* START DATA SHOWN *
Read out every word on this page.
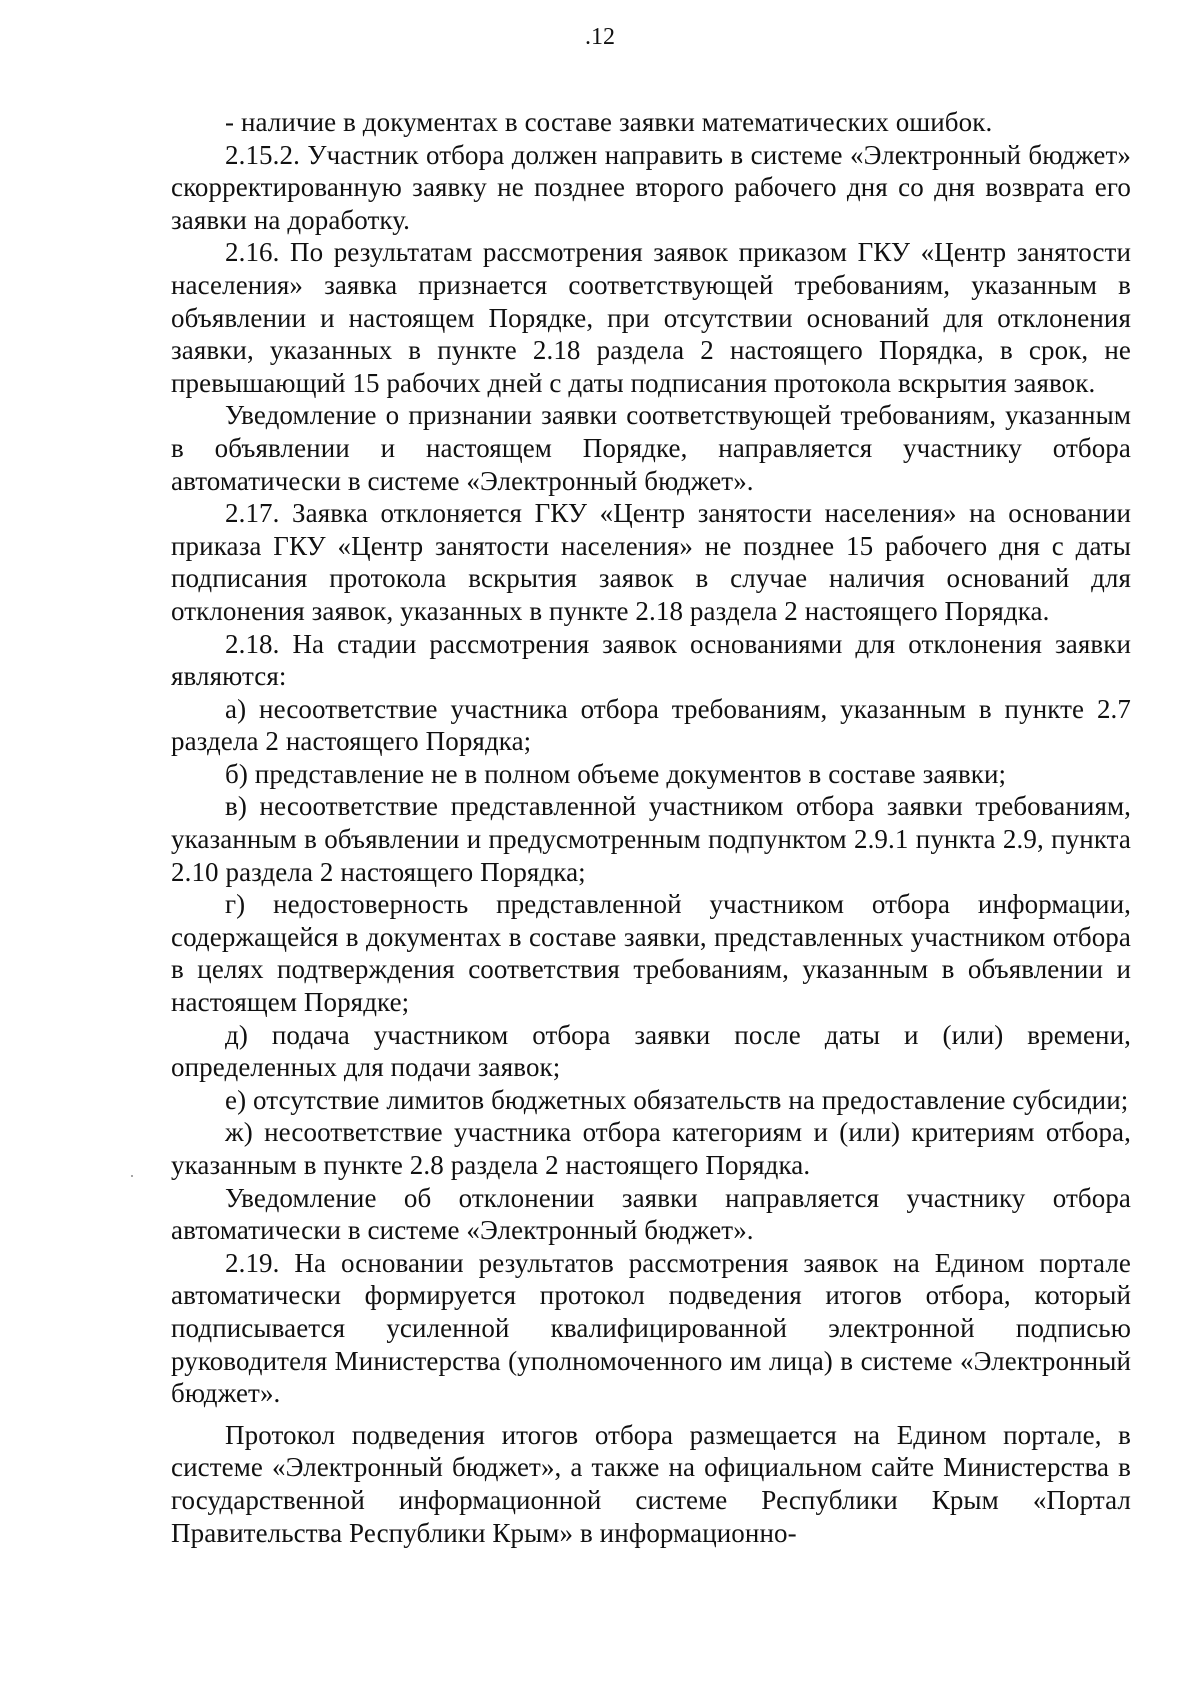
.12

- наличие в документах в составе заявки математических ошибок.

2.15.2. Участник отбора должен направить в системе «Электронный бюджет» скорректированную заявку не позднее второго рабочего дня со дня возврата его заявки на доработку.

2.16. По результатам рассмотрения заявок приказом ГКУ «Центр занятости населения» заявка признается соответствующей требованиям, указанным в объявлении и настоящем Порядке, при отсутствии оснований для отклонения заявки, указанных в пункте 2.18 раздела 2 настоящего Порядка, в срок, не превышающий 15 рабочих дней с даты подписания протокола вскрытия заявок.

Уведомление о признании заявки соответствующей требованиям, указанным в объявлении и настоящем Порядке, направляется участнику отбора автоматически в системе «Электронный бюджет».

2.17. Заявка отклоняется ГКУ «Центр занятости населения» на основании приказа ГКУ «Центр занятости населения» не позднее 15 рабочего дня с даты подписания протокола вскрытия заявок в случае наличия оснований для отклонения заявок, указанных в пункте 2.18 раздела 2 настоящего Порядка.

2.18. На стадии рассмотрения заявок основаниями для отклонения заявки являются:

а) несоответствие участника отбора требованиям, указанным в пункте 2.7 раздела 2 настоящего Порядка;

б) представление не в полном объеме документов в составе заявки;

в) несоответствие представленной участником отбора заявки требованиям, указанным в объявлении и предусмотренным подпунктом 2.9.1 пункта 2.9, пункта 2.10 раздела 2 настоящего Порядка;

г) недостоверность представленной участником отбора информации, содержащейся в документах в составе заявки, представленных участником отбора в целях подтверждения соответствия требованиям, указанным в объявлении и настоящем Порядке;

д) подача участником отбора заявки после даты и (или) времени, определенных для подачи заявок;

е) отсутствие лимитов бюджетных обязательств на предоставление субсидии;

ж) несоответствие участника отбора категориям и (или) критериям отбора, указанным в пункте 2.8 раздела 2 настоящего Порядка.

Уведомление об отклонении заявки направляется участнику отбора автоматически в системе «Электронный бюджет».

2.19. На основании результатов рассмотрения заявок на Едином портале автоматически формируется протокол подведения итогов отбора, который подписывается усиленной квалифицированной электронной подписью руководителя Министерства (уполномоченного им лица) в системе «Электронный бюджет».

Протокол подведения итогов отбора размещается на Едином портале, в системе «Электронный бюджет», а также на официальном сайте Министерства в государственной информационной системе Республики Крым «Портал Правительства Республики Крым» в информационно-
* END DATA SHOWN *
** TASK TO COMPLETE **
Transcribe every entry above exactly. Omit all pictures.

** EXERCISE SOLUTION **
Read out every word on this page.
.12

- наличие в документах в составе заявки математических ошибок.

2.15.2. Участник отбора должен направить в системе «Электронный бюджет» скорректированную заявку не позднее второго рабочего дня со дня возврата его заявки на доработку.

2.16. По результатам рассмотрения заявок приказом ГКУ «Центр занятости населения» заявка признается соответствующей требованиям, указанным в объявлении и настоящем Порядке, при отсутствии оснований для отклонения заявки, указанных в пункте 2.18 раздела 2 настоящего Порядка, в срок, не превышающий 15 рабочих дней с даты подписания протокола вскрытия заявок.

Уведомление о признании заявки соответствующей требованиям, указанным в объявлении и настоящем Порядке, направляется участнику отбора автоматически в системе «Электронный бюджет».

2.17. Заявка отклоняется ГКУ «Центр занятости населения» на основании приказа ГКУ «Центр занятости населения» не позднее 15 рабочего дня с даты подписания протокола вскрытия заявок в случае наличия оснований для отклонения заявок, указанных в пункте 2.18 раздела 2 настоящего Порядка.

2.18. На стадии рассмотрения заявок основаниями для отклонения заявки являются:

а) несоответствие участника отбора требованиям, указанным в пункте 2.7 раздела 2 настоящего Порядка;

б) представление не в полном объеме документов в составе заявки;

в) несоответствие представленной участником отбора заявки требованиям, указанным в объявлении и предусмотренным подпунктом 2.9.1 пункта 2.9, пункта 2.10 раздела 2 настоящего Порядка;

г) недостоверность представленной участником отбора информации, содержащейся в документах в составе заявки, представленных участником отбора в целях подтверждения соответствия требованиям, указанным в объявлении и настоящем Порядке;

д) подача участником отбора заявки после даты и (или) времени, определенных для подачи заявок;

е) отсутствие лимитов бюджетных обязательств на предоставление субсидии;

ж) несоответствие участника отбора категориям и (или) критериям отбора, указанным в пункте 2.8 раздела 2 настоящего Порядка.

Уведомление об отклонении заявки направляется участнику отбора автоматически в системе «Электронный бюджет».

2.19. На основании результатов рассмотрения заявок на Едином портале автоматически формируется протокол подведения итогов отбора, который подписывается усиленной квалифицированной электронной подписью руководителя Министерства (уполномоченного им лица) в системе «Электронный бюджет».

Протокол подведения итогов отбора размещается на Едином портале, в системе «Электронный бюджет», а также на официальном сайте Министерства в государственной информационной системе Республики Крым «Портал Правительства Республики Крым» в информационно-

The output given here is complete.